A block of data
■ ■ ■ ■
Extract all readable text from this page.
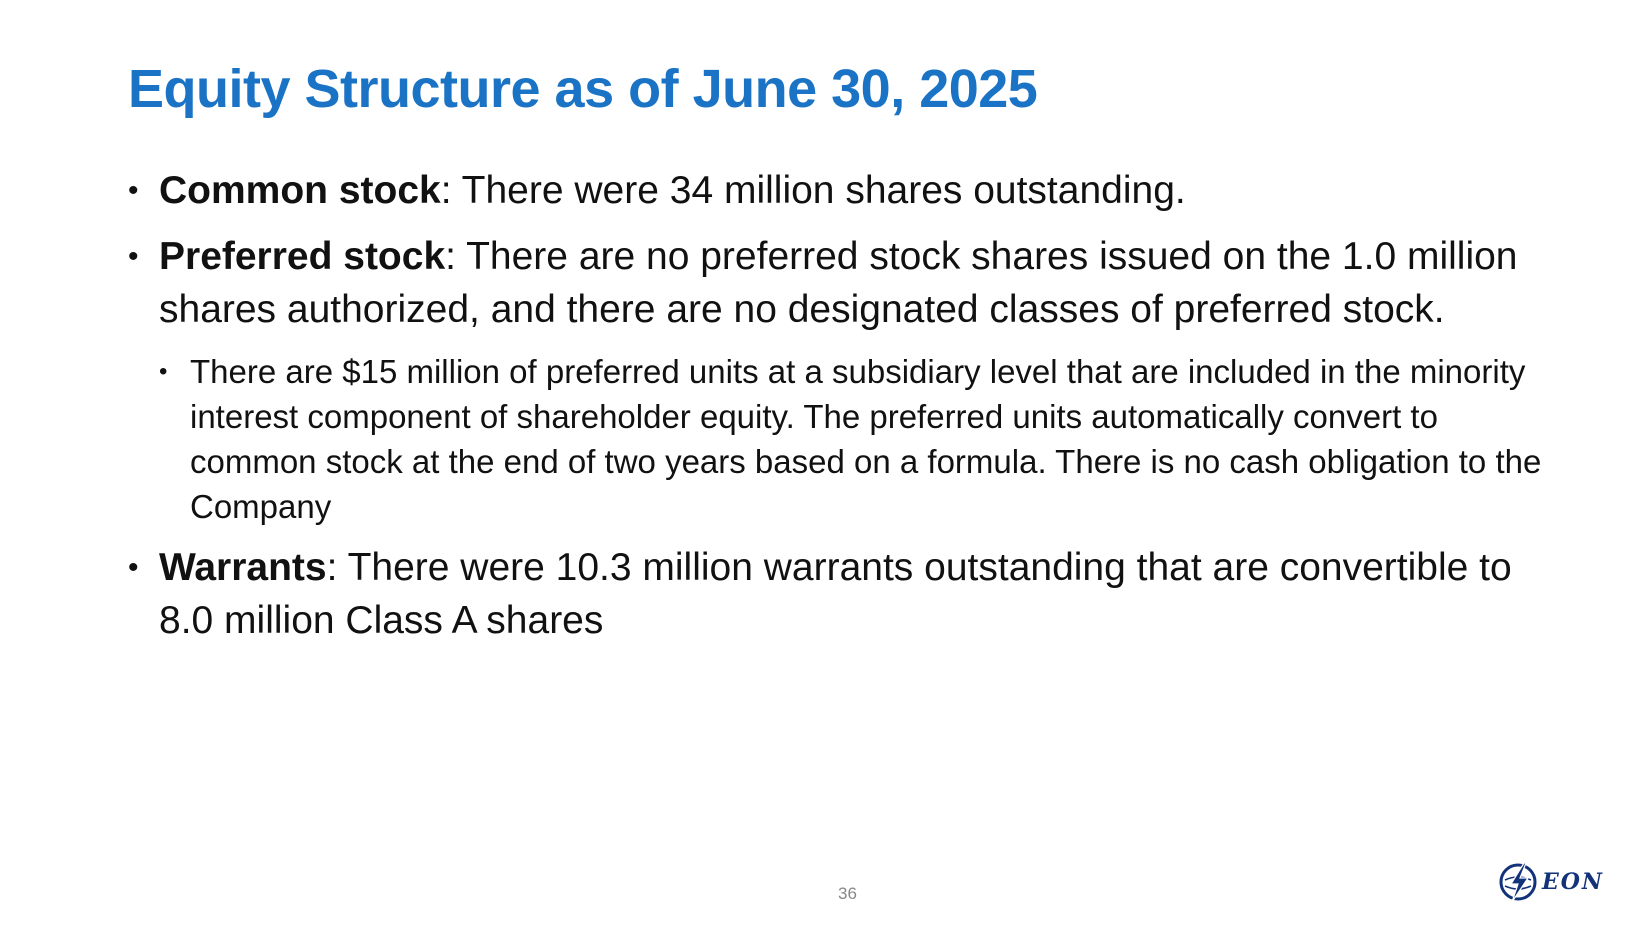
Equity Structure as of June 30, 2025
• Common stock: There were 34 million shares outstanding.
• Preferred stock: There are no preferred stock shares issued on the 1.0 million shares authorized, and there are no designated classes of preferred stock.
• There are $15 million of preferred units at a subsidiary level that are included in the minority interest component of shareholder equity. The preferred units automatically convert to common stock at the end of two years based on a formula. There is no cash obligation to the Company
• Warrants: There were 10.3 million warrants outstanding that are convertible to 8.0 million Class A shares
36	EON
■ ■ ■ ■
TASK DETAILS -
Give the entries again word for word, but skip the pictures.

ANSWER BELOW -
Extract all readable text from this page.
Equity Structure as of June 30, 2025
• Common stock: There were 34 million shares outstanding.
• Preferred stock: There are no preferred stock shares issued on the 1.0 million shares authorized, and there are no designated classes of preferred stock.
• There are $15 million of preferred units at a subsidiary level that are included in the minority interest component of shareholder equity. The preferred units automatically convert to common stock at the end of two years based on a formula. There is no cash obligation to the Company
• Warrants: There were 10.3 million warrants outstanding that are convertible to 8.0 million Class A shares
36	EON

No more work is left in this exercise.